[What this exercise asks]
**a.** Reproduce the stretch from "Proof of Convergence" through "let $\epsilon > 0$." in the page on generalized sums below.
**b.** Answer these questions using the page on generalized sums below:
(i) What inequality between $a_i$ and $b_i$ is assumed for every $i \in I$?
(ii) According to the proof, what is proven first?
(iii) In the proof of convergence, how is each term $a_n$ of the sequence defined?
**c.** State whether each statement agrees with the page on generalized sums below, answering yes or no and quoting the words that decide it:
(i) The theorem assumes that the sum of the $b_i$ converges.
(ii) The sets $F_n$ in the convergence proof are taken to be infinite.
(iii) The two families are made up of negative real numbers.

Generalized Sum Preserves Inequality
Theorem
Let $\family {a_i}_{i \mathop \in I}, \family {b_i}_{i \mathop \in I}$ be $I$-indexed families of positive real numbers.
That is, let $a_i, b_i \in \R_{\ge 0}$ for all $i \in I$.
Suppose that for all $i \in I$, $a_i \le b_i$.
Furthermore, suppose that $\ds \sum \set {b_i: i \in I}$ converges.
Then:
- $\ds \sum \set {a_i: i \in I} \le \sum \set {b_i: i \in I}$
In particular, $\ds \sum \set {a_i: i \in I}$ converges.
Proof
First, it is proven that $\ds \sum \set {a_i: i \in I}$ converges.
Then, the inequality $\ds \sum \set {a_i: i \in I} \le \sum \set {b_i: i \in I}$ is well-defined, and hence can be proven.
Proof of Convergence
For every $n \in \N$, let $F_n \subseteq I$ be finite such that:
- $\ds \sum_{i \mathop \in G} b_i > \sum \set {b_i: i \in I} - 2^{-n}$ for all finite $G$ with $F_n \subseteq G \subseteq I$
By passing over to $\ds F'_n = \bigcup_{i \mathop = 1}^n F_i$ if necessary, it may be arranged that $F_n \subseteq F_m$ for $n \le m$.
Next, define the sequence $\sequence {a_n}_{n \mathop \in \N}$ by $a_n := \ds \sum_{i \mathop \in F_n} a_i$.
To show $\sequence {a_n}_{n \mathop \in \N}$ is a Cauchy sequence, let $\epsilon > 0$.

[Collected material]
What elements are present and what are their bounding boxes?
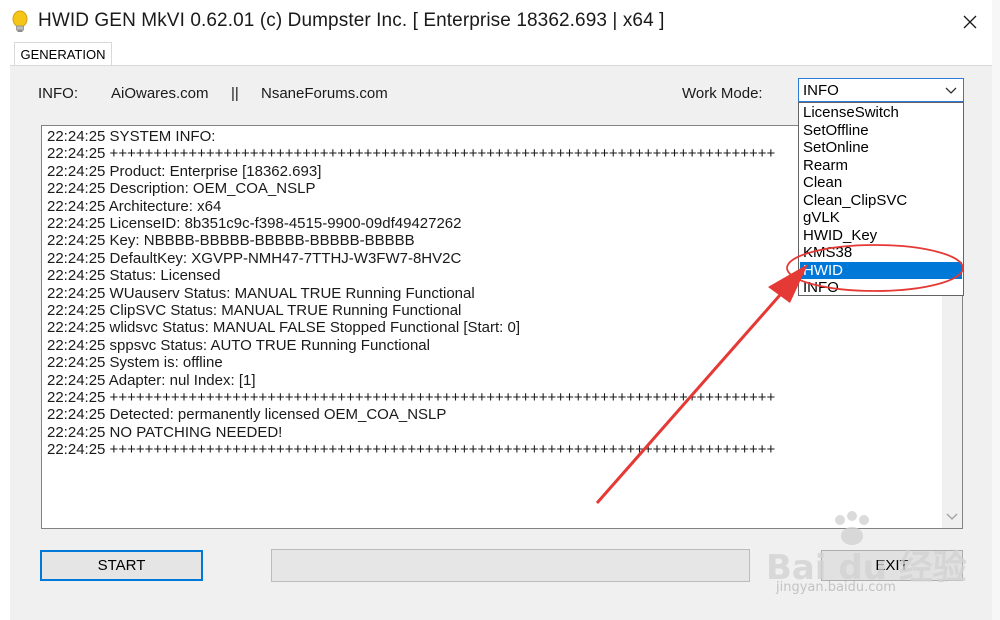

[Expected responses]
**a.**
Proof of Convergence
For every $n \in \N$, let $F_n \subseteq I$ be finite such that:
- $\ds \sum_{i \mathop \in G} b_i > \sum \set {b_i: i \in I} - 2^{-n}$ for all finite $G$ with $F_n \subseteq G \subseteq I$
By passing over to $\ds F'_n = \bigcup_{i \mathop = 1}^n F_i$ if necessary, it may be arranged that $F_n \subseteq F_m$ for $n \le m$.
Next, define the sequence $\sequence {a_n}_{n \mathop \in \N}$ by $a_n := \ds \sum_{i \mathop \in F_n} a_i$.
To show $\sequence {a_n}_{n \mathop \in \N}$ is a Cauchy sequence, let $\epsilon > 0$.

**b.**
(i) $a_i \le b_i$
(ii) That $\ds \sum \set {a_i: i \in I}$ converges.
(iii) As the sum of the $a_i$ over $i \in F_n$, that is, $a_n := \ds \sum_{i \mathop \in F_n} a_i$.

**c.**
(i) Yes: "Furthermore, suppose that $\ds \sum \set {b_i: i \in I}$ converges."
(ii) No: "let $F_n \subseteq I$ be finite such that:"
(iii) No: "be $I$-indexed families of positive real numbers."